● TASK DIRECTIONS
Retype the lines of the items starting with the line that contains "406, 535, 453]" and going on through the line that contains "555, 803, 575]", keeping every character unchanged.
=== RECORD EXTRACTS ===
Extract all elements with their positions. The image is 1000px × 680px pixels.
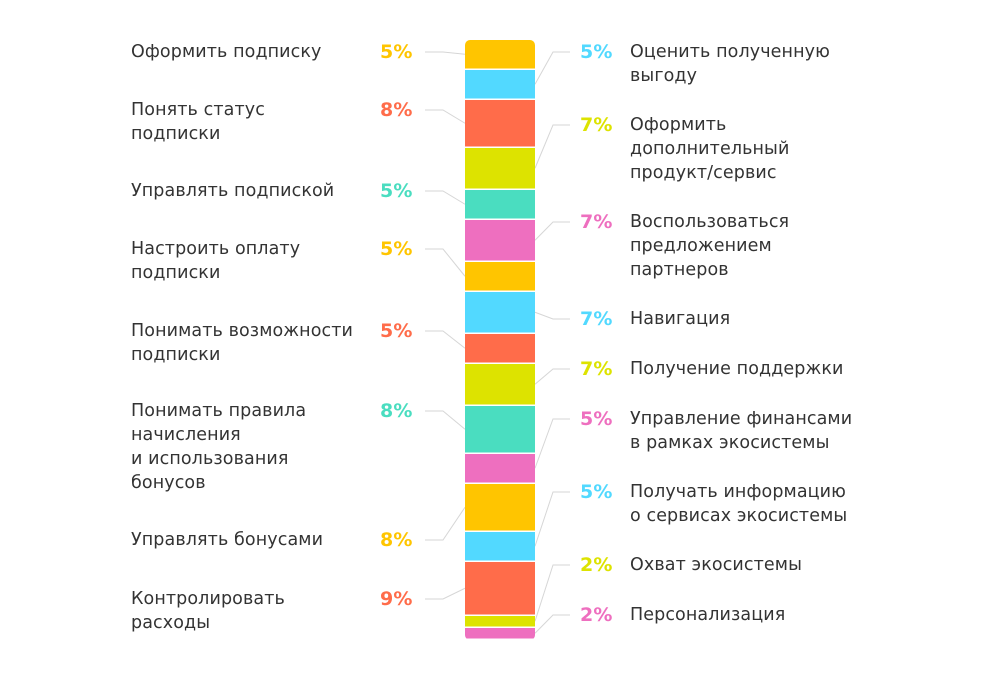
bar-segment-left-6	[465, 406, 535, 453]
left-percent-7: 8%	[380, 529, 413, 551]
right-percent-7: 5%	[580, 481, 613, 503]
left-percent-3: 5%	[380, 180, 413, 202]
left-connector-6	[425, 410, 466, 430]
left-label-6: Понимать правила начисления и использова…	[131, 401, 307, 493]
right-percent-9: 2%	[580, 604, 613, 626]
left-percent-2: 8%	[380, 99, 413, 121]
bar-segment-right-2	[465, 148, 535, 189]
left-connector-7	[425, 506, 466, 541]
right-label-3: Воспользоваться предложением партнеров	[630, 212, 790, 280]
right-label-7: Получать информацию о сервисах экосистем…	[630, 482, 848, 526]
right-label-6: Управление финансами в рамках экосистемы	[630, 409, 853, 453]
connector-lines	[425, 51, 570, 634]
left-label-3: Управлять подпиской	[131, 181, 335, 201]
bar-segment-left-1	[465, 40, 535, 69]
left-percent-1: 5%	[380, 41, 413, 63]
bar-segment-left-3	[465, 190, 535, 219]
bar-segment-left-5	[465, 334, 535, 363]
right-connector-8	[534, 564, 570, 622]
left-percent-6: 8%	[380, 400, 413, 422]
right-label-1: Оценить полученную выгоду	[630, 42, 830, 86]
bar-segment-right-1	[465, 70, 535, 99]
bar-segment-right-3	[465, 220, 535, 261]
left-connector-1	[425, 51, 466, 55]
right-percent-1: 5%	[580, 41, 613, 63]
bar-segment-right-4	[465, 292, 535, 333]
left-percent-8: 9%	[380, 588, 413, 610]
right-label-9: Персонализация	[630, 605, 786, 625]
right-percent-5: 7%	[580, 358, 613, 380]
left-percent-4: 5%	[380, 238, 413, 260]
bar-segment-left-4	[465, 262, 535, 291]
right-label-2: Оформить дополнительный продукт/сервис	[630, 115, 790, 183]
left-connector-4	[425, 248, 466, 277]
right-connector-2	[534, 124, 570, 169]
bar-segment-right-5	[465, 364, 535, 405]
right-connector-1	[534, 51, 570, 85]
left-percent-5: 5%	[380, 320, 413, 342]
bar-segment-left-8	[465, 562, 535, 615]
right-label-8: Охват экосистемы	[630, 555, 803, 575]
left-label-5: Понимать возможности подписки	[131, 321, 354, 365]
left-label-7: Управлять бонусами	[131, 530, 324, 550]
bar-segment-right-8	[465, 616, 535, 627]
right-percent-4: 7%	[580, 308, 613, 330]
right-percent-8: 2%	[580, 554, 613, 576]
left-connector-5	[425, 330, 466, 349]
left-connector-2	[425, 109, 466, 124]
left-label-8: Контролировать расходы	[131, 589, 285, 633]
bar-segment-left-7	[465, 484, 535, 531]
right-percent-3: 7%	[580, 211, 613, 233]
left-connector-8	[425, 587, 466, 600]
left-label-4: Настроить оплату подписки	[131, 239, 301, 283]
stacked-bar	[465, 40, 535, 639]
right-connector-5	[534, 368, 570, 385]
right-percent-2: 7%	[580, 114, 613, 136]
right-connector-4	[534, 311, 570, 320]
bar-segment-right-7	[465, 532, 535, 561]
bar-segment-right-9	[465, 628, 535, 639]
left-label-2: Понять статус подписки	[131, 100, 265, 144]
right-connector-6	[534, 418, 570, 469]
left-label-1: Оформить подписку	[131, 42, 322, 62]
right-connector-7	[534, 491, 570, 547]
right-percent-6: 5%	[580, 408, 613, 430]
right-connector-9	[534, 614, 570, 634]
left-connector-3	[425, 190, 466, 205]
bar-segment-right-6	[465, 454, 535, 483]
bar-segment-left-2	[465, 100, 535, 147]
right-connector-3	[534, 221, 570, 241]
right-label-5: Получение поддержки	[630, 359, 844, 379]
right-label-4: Навигация	[630, 309, 731, 329]
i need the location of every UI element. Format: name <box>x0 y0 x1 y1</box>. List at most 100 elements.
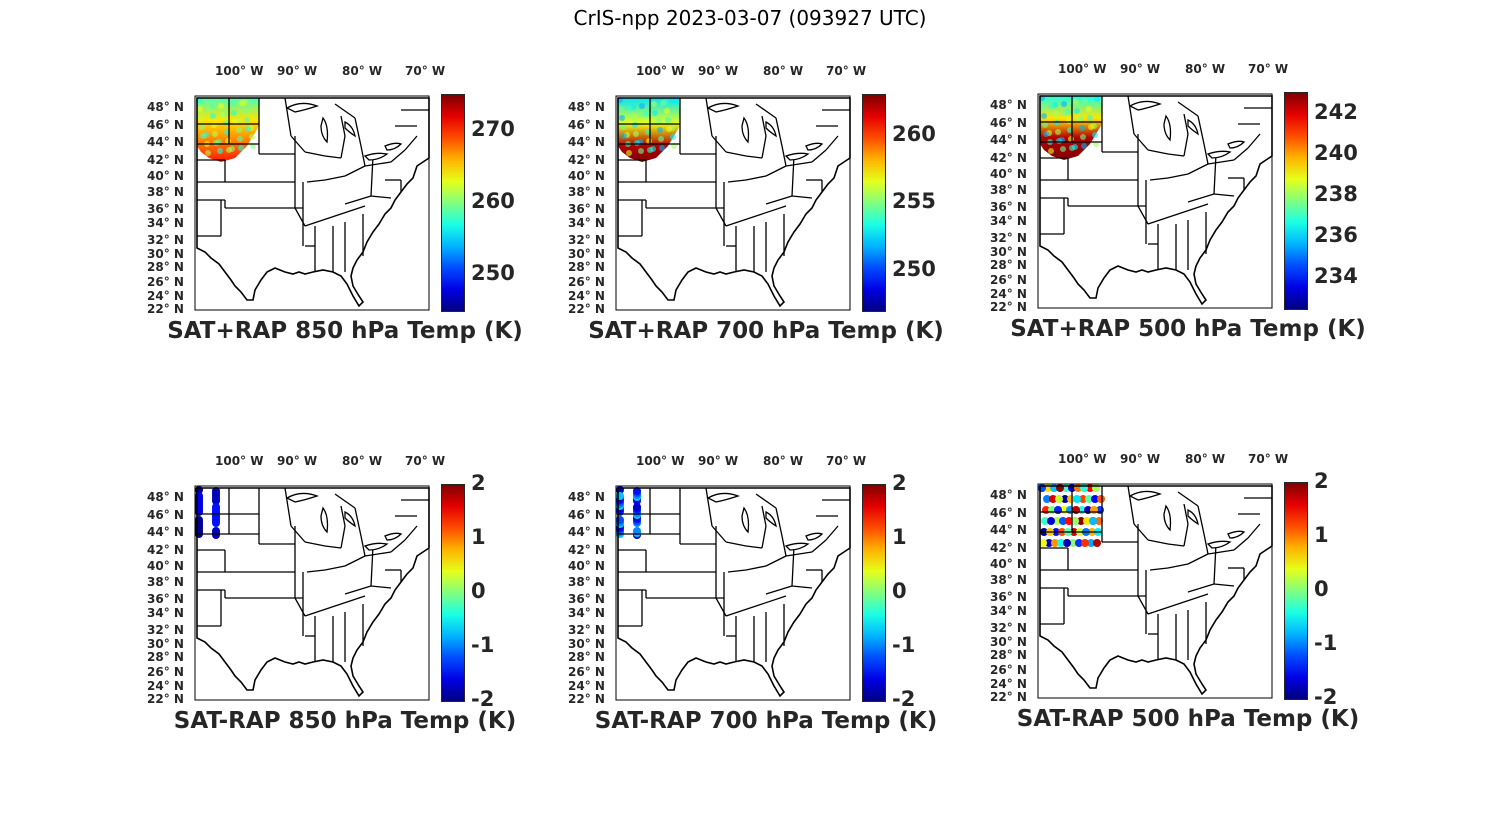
data-point <box>1055 129 1061 135</box>
data-point <box>218 103 224 109</box>
lat-label: 26° N <box>568 665 605 679</box>
lon-label: 70° W <box>826 454 867 468</box>
lat-label: 42° N <box>990 541 1027 555</box>
state-boundary <box>354 507 362 537</box>
lat-label: 32° N <box>990 231 1027 245</box>
data-point <box>670 134 676 140</box>
data-point <box>620 124 626 130</box>
colorbar-tick-label: -2 <box>471 687 495 711</box>
colorbar-tick-label: -1 <box>892 633 916 657</box>
lon-label: 90° W <box>698 454 739 468</box>
lat-label: 28° N <box>147 650 184 664</box>
data-point <box>237 136 243 142</box>
lat-label: 24° N <box>568 289 605 303</box>
state-boundary <box>761 525 767 549</box>
state-boundary <box>781 535 787 557</box>
colorbar-tick-label: 2 <box>471 471 486 495</box>
colorbar-tick-label: 2 <box>1314 469 1329 493</box>
lat-label: 24° N <box>990 287 1027 301</box>
data-point <box>1088 124 1094 130</box>
data-point <box>210 113 216 119</box>
colorbar <box>1284 92 1308 310</box>
lat-label: 30° N <box>990 635 1027 649</box>
data-point <box>1040 104 1046 110</box>
data-point <box>1045 539 1053 547</box>
map-frame <box>615 95 851 311</box>
colorbar-tick-label: 1 <box>471 525 486 549</box>
colorbar-tick-label: 250 <box>892 256 936 281</box>
lake-outline <box>1187 508 1199 526</box>
lat-label: 30° N <box>990 245 1027 259</box>
lake-outline <box>320 506 329 534</box>
state-boundary <box>811 539 827 553</box>
state-boundary <box>1183 133 1189 157</box>
state-boundary <box>354 117 362 147</box>
data-point <box>1061 101 1067 107</box>
lat-label: 38° N <box>568 185 605 199</box>
lat-label: 34° N <box>147 216 184 230</box>
data-point <box>1049 103 1055 109</box>
data-point <box>206 105 212 111</box>
data-point <box>621 133 627 139</box>
state-boundary <box>290 525 306 543</box>
lat-label: 26° N <box>990 663 1027 677</box>
data-point <box>1043 495 1051 503</box>
data-point <box>652 110 658 116</box>
lat-label: 32° N <box>147 233 184 247</box>
state-boundary <box>1167 153 1185 157</box>
state-boundary <box>334 493 356 509</box>
state-boundary <box>1207 159 1235 165</box>
map-frame <box>194 95 430 311</box>
state-boundary <box>1233 537 1249 551</box>
data-point <box>665 117 671 123</box>
coastline <box>1039 485 1273 696</box>
state-boundary <box>1127 485 1135 525</box>
panel-caption: SAT+RAP 700 hPa Temp (K) <box>588 318 944 344</box>
lake-outline <box>344 510 356 528</box>
panel-sat-rap-700-combined: 100° W 90° W 80° W 70° W 48° N 46° N 44° N 42° … <box>546 62 986 382</box>
lake-outline <box>765 510 777 528</box>
data-point <box>195 492 203 500</box>
data-point <box>1094 96 1100 102</box>
state-boundary <box>344 165 366 177</box>
state-boundary <box>1147 539 1169 545</box>
state-boundary <box>1213 583 1235 587</box>
state-boundary <box>1203 533 1209 555</box>
lat-label: 48° N <box>990 488 1027 502</box>
state-boundary <box>1183 503 1189 525</box>
state-boundary <box>1137 595 1149 615</box>
lake-outline <box>805 142 824 151</box>
colorbar <box>862 484 886 702</box>
state-boundary <box>1187 163 1209 175</box>
state-boundary <box>1213 153 1217 195</box>
data-point <box>199 124 205 130</box>
data-point <box>1091 495 1099 503</box>
lat-label: 36° N <box>990 200 1027 214</box>
map-canvas <box>1037 93 1273 309</box>
data-point <box>627 105 633 111</box>
colorbar-tick-label: 0 <box>892 579 907 603</box>
state-boundary <box>1147 203 1209 225</box>
map-frame <box>194 485 430 701</box>
lat-label: 36° N <box>568 592 605 606</box>
state-boundary <box>725 595 787 617</box>
state-boundary <box>1133 133 1149 151</box>
map-group <box>615 95 851 311</box>
state-boundary <box>304 595 366 617</box>
colorbar-tick-label: -1 <box>1314 631 1338 655</box>
data-point <box>212 503 220 511</box>
lat-label: 32° N <box>568 623 605 637</box>
data-point <box>1082 98 1088 104</box>
lat-label: 28° N <box>568 260 605 274</box>
lat-label: 38° N <box>568 575 605 589</box>
lon-label: 100° W <box>215 454 264 468</box>
data-point <box>1072 506 1080 514</box>
data-point <box>236 127 242 133</box>
state-boundary <box>334 103 356 119</box>
lon-label: 90° W <box>277 64 318 78</box>
panel-caption: SAT-RAP 500 hPa Temp (K) <box>1016 706 1360 732</box>
state-boundary <box>765 555 787 567</box>
colorbar-tick-label: 238 <box>1314 181 1358 206</box>
lat-label: 40° N <box>568 559 605 573</box>
map-frame <box>1037 483 1273 699</box>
===
● EXERCISE ANSWER
bar-segment-left-6	[465, 406, 535, 453]
left-percent-7: 8%	[380, 529, 413, 551]
right-percent-7: 5%	[580, 481, 613, 503]
left-percent-3: 5%	[380, 180, 413, 202]
left-connector-6	[425, 410, 466, 430]
left-label-6: Понимать правила начисления и использова…	[131, 401, 307, 493]
right-percent-9: 2%	[580, 604, 613, 626]
left-percent-2: 8%	[380, 99, 413, 121]
bar-segment-right-2	[465, 148, 535, 189]
left-connector-7	[425, 506, 466, 541]
right-label-3: Воспользоваться предложением партнеров	[630, 212, 790, 280]
right-label-7: Получать информацию о сервисах экосистем…	[630, 482, 848, 526]
right-label-6: Управление финансами в рамках экосистемы	[630, 409, 853, 453]
connector-lines	[425, 51, 570, 634]
left-label-3: Управлять подпиской	[131, 181, 335, 201]
bar-segment-left-1	[465, 40, 535, 69]
left-percent-1: 5%	[380, 41, 413, 63]
bar-segment-left-3	[465, 190, 535, 219]
bar-segment-left-5	[465, 334, 535, 363]
right-connector-8	[534, 564, 570, 622]
left-percent-6: 8%	[380, 400, 413, 422]
right-label-1: Оценить полученную выгоду	[630, 42, 830, 86]
bar-segment-right-1	[465, 70, 535, 99]
bar-segment-right-3	[465, 220, 535, 261]
left-connector-1	[425, 51, 466, 55]
right-percent-1: 5%	[580, 41, 613, 63]
bar-segment-right-4	[465, 292, 535, 333]
left-percent-8: 9%	[380, 588, 413, 610]
right-label-9: Персонализация	[630, 605, 786, 625]
right-percent-5: 7%	[580, 358, 613, 380]
left-percent-4: 5%	[380, 238, 413, 260]
bar-segment-left-4	[465, 262, 535, 291]
right-label-2: Оформить дополнительный продукт/сервис	[630, 115, 790, 183]
left-connector-4	[425, 248, 466, 277]
right-connector-2	[534, 124, 570, 169]
bar-segment-right-5	[465, 364, 535, 405]
right-connector-1	[534, 51, 570, 85]
left-percent-5: 5%	[380, 320, 413, 342]
bar-segment-left-8	[465, 562, 535, 615]
right-label-8: Охват экосистемы	[630, 555, 803, 575]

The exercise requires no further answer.